[start]
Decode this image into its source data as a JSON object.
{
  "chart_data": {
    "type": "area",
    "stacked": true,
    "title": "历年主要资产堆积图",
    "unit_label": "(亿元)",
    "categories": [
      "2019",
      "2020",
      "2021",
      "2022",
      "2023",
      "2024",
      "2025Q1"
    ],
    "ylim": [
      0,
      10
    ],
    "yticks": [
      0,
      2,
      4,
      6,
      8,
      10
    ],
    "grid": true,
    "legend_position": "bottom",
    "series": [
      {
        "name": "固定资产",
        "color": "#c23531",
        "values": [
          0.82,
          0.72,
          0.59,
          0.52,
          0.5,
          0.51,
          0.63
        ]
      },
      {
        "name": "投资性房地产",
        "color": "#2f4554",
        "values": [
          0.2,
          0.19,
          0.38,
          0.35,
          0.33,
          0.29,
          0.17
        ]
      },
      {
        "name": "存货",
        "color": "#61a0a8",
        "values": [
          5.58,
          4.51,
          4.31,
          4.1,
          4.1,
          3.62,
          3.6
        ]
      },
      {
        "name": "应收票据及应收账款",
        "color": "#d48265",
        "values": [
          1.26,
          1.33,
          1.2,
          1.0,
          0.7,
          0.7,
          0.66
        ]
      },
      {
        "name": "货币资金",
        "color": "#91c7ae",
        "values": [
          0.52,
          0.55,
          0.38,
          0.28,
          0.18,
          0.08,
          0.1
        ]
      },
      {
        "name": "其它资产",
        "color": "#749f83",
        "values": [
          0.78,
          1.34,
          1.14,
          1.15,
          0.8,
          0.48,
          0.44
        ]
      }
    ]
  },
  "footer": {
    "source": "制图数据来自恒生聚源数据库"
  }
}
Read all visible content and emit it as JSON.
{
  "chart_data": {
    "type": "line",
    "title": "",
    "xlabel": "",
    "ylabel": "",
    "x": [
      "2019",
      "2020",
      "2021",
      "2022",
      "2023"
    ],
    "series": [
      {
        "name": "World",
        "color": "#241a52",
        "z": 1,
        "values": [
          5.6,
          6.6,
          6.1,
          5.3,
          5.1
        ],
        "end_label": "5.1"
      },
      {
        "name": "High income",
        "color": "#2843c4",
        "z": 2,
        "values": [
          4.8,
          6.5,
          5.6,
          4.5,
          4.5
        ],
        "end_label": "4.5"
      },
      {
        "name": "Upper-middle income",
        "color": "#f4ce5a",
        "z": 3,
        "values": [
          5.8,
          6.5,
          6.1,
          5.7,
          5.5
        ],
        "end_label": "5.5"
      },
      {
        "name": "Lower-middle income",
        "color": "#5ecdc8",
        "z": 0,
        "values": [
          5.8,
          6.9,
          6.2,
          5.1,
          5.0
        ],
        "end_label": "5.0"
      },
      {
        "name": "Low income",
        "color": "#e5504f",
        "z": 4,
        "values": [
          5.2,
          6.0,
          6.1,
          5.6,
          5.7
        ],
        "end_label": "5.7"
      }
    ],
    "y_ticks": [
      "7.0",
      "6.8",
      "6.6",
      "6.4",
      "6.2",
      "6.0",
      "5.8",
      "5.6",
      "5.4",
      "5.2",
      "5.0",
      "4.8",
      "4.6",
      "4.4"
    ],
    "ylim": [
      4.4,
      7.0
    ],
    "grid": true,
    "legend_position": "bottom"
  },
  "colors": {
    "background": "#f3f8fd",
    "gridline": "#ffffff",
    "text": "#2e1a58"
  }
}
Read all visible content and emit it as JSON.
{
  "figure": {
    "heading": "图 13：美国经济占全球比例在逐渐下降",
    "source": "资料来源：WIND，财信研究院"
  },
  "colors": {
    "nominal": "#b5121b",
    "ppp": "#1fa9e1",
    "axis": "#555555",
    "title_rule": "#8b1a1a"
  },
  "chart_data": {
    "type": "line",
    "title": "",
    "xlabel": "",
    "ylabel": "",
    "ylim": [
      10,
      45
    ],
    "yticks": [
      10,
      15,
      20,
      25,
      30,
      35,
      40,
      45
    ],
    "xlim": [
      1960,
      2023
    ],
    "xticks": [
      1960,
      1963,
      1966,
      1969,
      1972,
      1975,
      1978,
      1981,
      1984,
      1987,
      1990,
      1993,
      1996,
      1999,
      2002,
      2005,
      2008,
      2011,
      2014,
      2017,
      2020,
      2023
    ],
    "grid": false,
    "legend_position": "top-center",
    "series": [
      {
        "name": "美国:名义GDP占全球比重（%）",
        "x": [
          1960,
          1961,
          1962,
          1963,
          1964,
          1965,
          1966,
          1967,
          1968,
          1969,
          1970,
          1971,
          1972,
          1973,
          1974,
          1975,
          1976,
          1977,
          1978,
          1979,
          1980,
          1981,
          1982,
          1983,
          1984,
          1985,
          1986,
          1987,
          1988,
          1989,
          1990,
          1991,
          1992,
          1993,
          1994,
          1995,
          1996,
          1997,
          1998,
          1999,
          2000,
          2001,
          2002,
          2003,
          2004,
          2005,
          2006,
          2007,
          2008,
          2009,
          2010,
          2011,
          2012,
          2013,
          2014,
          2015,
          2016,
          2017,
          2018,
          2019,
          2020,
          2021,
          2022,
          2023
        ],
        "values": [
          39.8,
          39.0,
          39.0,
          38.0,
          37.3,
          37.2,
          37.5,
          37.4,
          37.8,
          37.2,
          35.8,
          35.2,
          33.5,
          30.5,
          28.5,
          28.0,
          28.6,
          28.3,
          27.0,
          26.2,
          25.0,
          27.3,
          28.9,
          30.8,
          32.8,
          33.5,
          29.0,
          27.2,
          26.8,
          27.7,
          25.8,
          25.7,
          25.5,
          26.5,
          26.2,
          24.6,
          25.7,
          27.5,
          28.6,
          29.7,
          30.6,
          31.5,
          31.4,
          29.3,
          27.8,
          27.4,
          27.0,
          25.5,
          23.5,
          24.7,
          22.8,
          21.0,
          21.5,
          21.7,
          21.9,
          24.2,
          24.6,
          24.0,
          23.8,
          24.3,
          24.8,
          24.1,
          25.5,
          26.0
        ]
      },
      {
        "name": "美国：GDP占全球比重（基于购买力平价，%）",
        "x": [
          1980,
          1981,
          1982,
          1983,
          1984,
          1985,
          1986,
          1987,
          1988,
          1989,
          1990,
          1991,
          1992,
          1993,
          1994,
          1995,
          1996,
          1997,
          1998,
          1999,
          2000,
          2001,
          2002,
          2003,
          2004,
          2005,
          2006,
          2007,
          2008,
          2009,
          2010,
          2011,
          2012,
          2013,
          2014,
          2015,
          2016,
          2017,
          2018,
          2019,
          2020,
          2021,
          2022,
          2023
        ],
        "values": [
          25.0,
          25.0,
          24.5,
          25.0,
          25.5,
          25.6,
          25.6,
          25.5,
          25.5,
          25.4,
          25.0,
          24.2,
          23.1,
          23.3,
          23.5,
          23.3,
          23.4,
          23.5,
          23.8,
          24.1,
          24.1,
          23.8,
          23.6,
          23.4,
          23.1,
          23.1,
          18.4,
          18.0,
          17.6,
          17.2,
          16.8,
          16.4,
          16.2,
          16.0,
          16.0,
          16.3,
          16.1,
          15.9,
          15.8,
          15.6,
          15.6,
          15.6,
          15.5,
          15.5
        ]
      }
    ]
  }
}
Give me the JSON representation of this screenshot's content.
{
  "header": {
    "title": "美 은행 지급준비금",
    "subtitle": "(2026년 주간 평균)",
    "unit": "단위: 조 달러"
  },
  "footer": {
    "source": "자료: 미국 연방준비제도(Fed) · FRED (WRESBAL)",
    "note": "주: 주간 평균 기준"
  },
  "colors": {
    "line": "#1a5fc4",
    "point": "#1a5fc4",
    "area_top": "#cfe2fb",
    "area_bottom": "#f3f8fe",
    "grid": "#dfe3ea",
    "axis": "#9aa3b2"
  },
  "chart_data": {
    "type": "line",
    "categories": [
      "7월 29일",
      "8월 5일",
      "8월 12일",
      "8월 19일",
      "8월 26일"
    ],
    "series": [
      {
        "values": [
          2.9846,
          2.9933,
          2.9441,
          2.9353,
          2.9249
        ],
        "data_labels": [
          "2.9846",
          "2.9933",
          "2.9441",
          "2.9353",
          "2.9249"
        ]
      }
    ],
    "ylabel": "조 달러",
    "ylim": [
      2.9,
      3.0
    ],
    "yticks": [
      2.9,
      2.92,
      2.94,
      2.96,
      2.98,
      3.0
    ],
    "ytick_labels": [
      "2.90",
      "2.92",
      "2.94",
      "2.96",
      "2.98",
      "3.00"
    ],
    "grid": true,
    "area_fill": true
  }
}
[end]
→ Work to complete
A line counts if it holds the word "this". How many lines of the entries count? Give the number only.

→ Task solution
2